## WRITTEN EXERCISE:
In the records below, pick out all lines containing the word "Unit".

Recorded data
** START **

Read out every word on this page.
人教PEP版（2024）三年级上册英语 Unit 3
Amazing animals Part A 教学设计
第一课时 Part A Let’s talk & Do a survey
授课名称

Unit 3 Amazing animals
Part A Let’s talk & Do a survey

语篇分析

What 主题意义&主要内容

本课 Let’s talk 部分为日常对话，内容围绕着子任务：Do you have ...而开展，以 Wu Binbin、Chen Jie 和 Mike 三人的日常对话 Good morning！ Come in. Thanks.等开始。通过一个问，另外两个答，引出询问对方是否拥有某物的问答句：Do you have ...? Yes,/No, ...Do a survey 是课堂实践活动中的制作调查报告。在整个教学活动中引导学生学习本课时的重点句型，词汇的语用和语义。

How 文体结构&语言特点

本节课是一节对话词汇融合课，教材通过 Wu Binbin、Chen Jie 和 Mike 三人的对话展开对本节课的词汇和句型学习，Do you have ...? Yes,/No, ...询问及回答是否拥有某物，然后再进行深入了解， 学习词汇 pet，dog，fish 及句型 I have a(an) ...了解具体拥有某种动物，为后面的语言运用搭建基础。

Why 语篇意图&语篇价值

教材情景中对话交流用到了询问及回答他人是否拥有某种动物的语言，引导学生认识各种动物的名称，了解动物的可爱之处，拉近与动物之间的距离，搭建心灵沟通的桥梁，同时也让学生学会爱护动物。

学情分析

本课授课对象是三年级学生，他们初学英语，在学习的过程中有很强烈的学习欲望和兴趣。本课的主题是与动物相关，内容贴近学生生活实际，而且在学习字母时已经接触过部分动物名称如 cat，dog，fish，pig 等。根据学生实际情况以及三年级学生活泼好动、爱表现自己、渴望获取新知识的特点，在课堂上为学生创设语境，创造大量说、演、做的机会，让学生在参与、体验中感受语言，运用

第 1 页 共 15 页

** END **
** START **

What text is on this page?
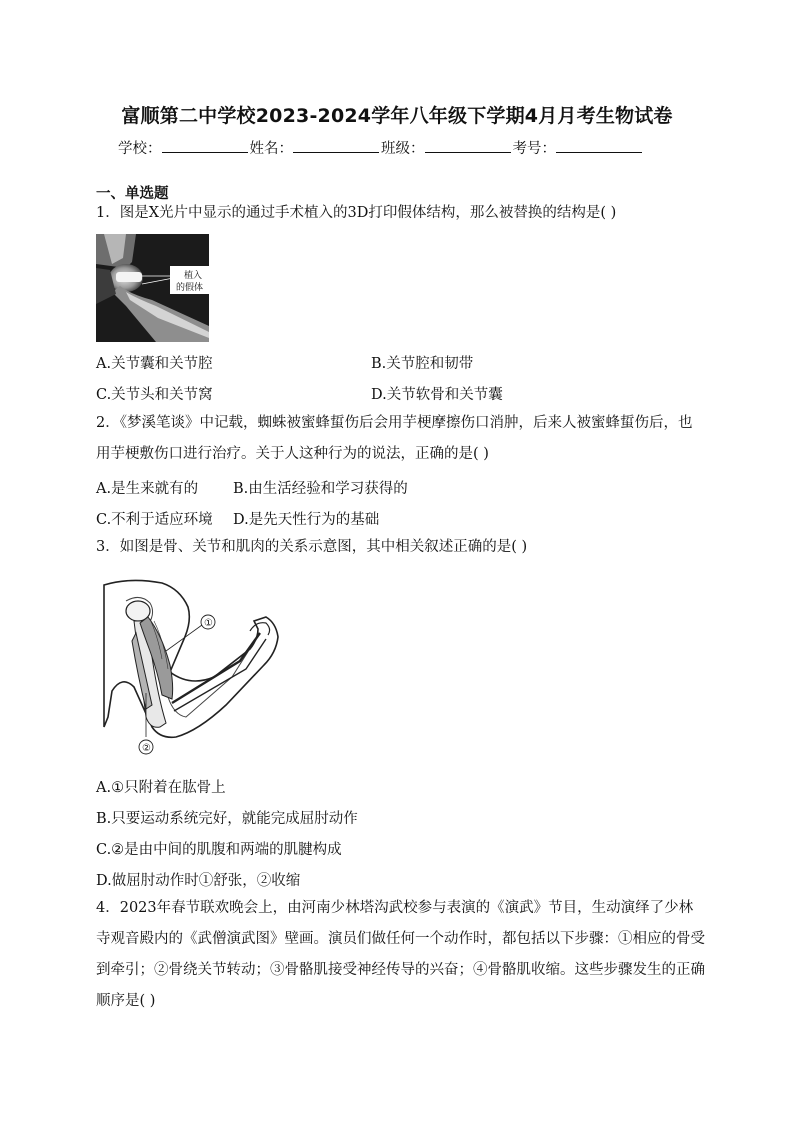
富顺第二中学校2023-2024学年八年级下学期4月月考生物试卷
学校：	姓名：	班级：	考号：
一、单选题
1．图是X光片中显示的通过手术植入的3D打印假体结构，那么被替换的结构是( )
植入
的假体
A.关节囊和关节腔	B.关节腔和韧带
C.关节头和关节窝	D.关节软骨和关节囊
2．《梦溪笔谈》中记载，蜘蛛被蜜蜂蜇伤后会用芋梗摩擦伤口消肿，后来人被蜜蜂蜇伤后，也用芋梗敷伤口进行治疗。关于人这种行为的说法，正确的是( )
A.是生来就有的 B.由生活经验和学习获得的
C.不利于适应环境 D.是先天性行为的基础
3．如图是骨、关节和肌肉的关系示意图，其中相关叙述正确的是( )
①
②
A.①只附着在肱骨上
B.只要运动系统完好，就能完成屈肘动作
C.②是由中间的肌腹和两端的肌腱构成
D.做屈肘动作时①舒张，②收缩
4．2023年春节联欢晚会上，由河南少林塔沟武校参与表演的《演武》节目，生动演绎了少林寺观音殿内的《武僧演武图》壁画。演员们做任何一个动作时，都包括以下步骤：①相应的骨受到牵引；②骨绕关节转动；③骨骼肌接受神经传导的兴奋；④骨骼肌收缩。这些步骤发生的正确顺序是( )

** END **

## FULL RESPONSE:
人教PEP版（2024）三年级上册英语 Unit 3
Unit 3 Amazing animals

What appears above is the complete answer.